Written request. Pull out each line of the records holding the string "bookcase".

Dataset rows:
□ □ □ □ □

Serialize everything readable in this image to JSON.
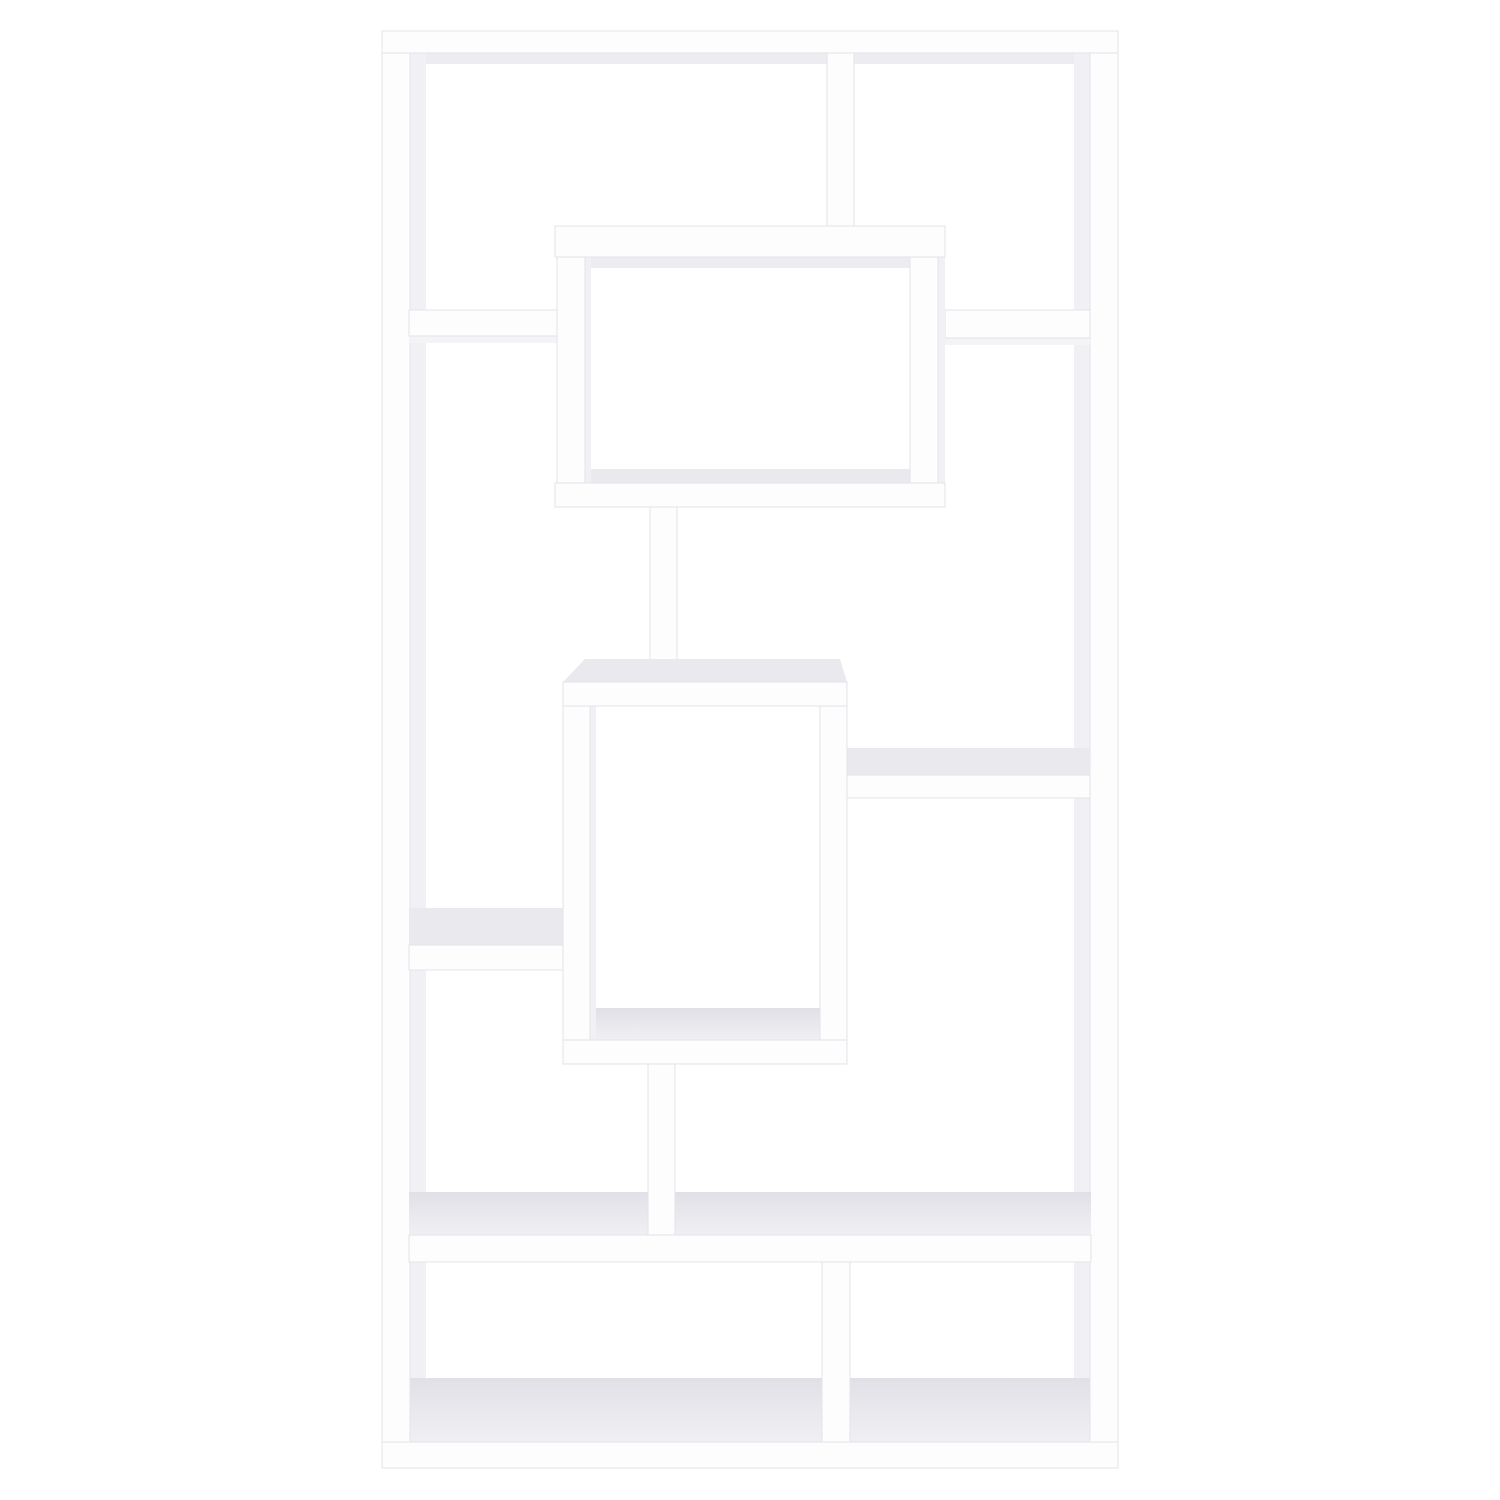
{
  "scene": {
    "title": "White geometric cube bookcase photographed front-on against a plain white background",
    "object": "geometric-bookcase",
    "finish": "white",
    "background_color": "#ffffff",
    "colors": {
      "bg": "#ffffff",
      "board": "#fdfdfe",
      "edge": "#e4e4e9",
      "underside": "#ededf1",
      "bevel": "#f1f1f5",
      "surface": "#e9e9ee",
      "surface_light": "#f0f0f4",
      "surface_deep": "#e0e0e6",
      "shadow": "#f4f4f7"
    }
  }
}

□ □ □ □ □

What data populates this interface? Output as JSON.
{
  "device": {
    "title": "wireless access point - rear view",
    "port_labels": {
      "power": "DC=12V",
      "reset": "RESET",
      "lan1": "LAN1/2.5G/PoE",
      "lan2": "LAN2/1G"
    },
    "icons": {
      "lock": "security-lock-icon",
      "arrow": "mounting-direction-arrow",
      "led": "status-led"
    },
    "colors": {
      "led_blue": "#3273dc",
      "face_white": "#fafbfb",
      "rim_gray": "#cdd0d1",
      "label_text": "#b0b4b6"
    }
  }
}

□ □ □ □ □

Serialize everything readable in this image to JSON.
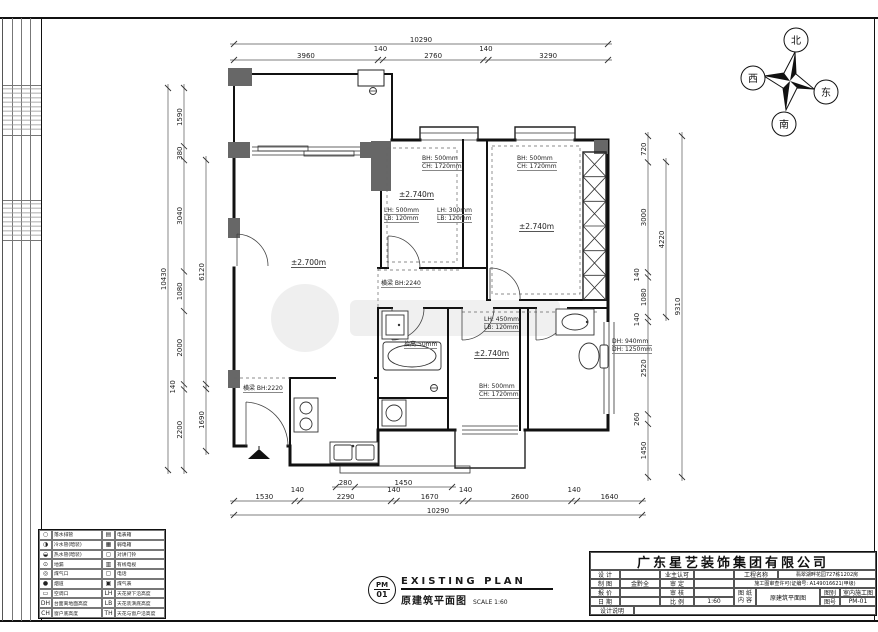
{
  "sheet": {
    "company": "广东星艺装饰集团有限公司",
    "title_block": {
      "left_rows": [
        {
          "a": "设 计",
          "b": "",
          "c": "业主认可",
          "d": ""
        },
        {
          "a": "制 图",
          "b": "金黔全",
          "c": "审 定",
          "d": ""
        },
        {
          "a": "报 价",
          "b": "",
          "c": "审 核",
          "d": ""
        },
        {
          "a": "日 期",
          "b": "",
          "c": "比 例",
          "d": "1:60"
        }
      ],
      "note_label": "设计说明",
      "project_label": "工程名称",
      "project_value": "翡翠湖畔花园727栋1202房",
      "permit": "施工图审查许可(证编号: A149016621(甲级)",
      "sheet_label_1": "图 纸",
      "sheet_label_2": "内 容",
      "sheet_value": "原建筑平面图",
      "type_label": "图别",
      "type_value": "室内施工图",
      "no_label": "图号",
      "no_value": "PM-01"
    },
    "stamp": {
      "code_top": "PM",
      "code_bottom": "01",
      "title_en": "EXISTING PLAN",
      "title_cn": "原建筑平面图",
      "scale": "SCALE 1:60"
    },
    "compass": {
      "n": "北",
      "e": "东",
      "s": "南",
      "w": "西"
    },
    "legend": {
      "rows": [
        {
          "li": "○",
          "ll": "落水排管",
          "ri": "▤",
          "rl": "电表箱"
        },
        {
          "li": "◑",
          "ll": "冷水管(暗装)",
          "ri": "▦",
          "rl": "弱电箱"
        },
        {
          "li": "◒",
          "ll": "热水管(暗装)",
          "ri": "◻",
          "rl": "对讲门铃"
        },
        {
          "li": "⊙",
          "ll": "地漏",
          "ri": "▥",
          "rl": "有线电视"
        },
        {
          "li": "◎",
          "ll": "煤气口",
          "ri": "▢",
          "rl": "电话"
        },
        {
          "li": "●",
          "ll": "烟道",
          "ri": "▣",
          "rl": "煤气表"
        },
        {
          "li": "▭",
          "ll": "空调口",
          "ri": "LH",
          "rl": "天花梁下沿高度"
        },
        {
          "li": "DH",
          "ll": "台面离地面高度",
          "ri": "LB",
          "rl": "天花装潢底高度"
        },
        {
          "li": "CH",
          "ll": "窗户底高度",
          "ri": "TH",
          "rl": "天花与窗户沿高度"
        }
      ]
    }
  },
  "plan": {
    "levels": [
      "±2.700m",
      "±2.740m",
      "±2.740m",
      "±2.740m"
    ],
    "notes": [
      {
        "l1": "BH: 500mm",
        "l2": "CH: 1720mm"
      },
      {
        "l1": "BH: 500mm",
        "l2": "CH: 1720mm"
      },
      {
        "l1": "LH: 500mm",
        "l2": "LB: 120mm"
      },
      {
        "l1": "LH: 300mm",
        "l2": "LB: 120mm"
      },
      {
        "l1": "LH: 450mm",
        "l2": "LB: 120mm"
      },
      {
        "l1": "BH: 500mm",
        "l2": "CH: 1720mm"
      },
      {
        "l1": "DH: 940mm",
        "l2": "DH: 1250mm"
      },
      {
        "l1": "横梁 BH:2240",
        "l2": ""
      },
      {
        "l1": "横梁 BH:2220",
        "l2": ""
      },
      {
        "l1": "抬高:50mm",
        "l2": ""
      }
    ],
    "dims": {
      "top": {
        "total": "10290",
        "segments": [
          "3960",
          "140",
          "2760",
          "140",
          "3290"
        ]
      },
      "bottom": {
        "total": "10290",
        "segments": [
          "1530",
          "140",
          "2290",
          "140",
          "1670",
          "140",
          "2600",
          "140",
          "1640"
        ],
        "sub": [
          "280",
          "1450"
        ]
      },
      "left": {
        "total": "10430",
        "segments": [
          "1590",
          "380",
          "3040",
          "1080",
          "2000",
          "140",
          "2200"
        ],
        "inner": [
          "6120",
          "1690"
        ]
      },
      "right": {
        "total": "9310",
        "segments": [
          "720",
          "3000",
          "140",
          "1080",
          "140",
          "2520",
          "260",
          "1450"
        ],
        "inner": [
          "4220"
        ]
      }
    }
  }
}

□ □ □ □ □

Worked answer.
    "title": "White geometric cube bookcase photographed front-on against a plain white background",
    "object": "geometric-bookcase",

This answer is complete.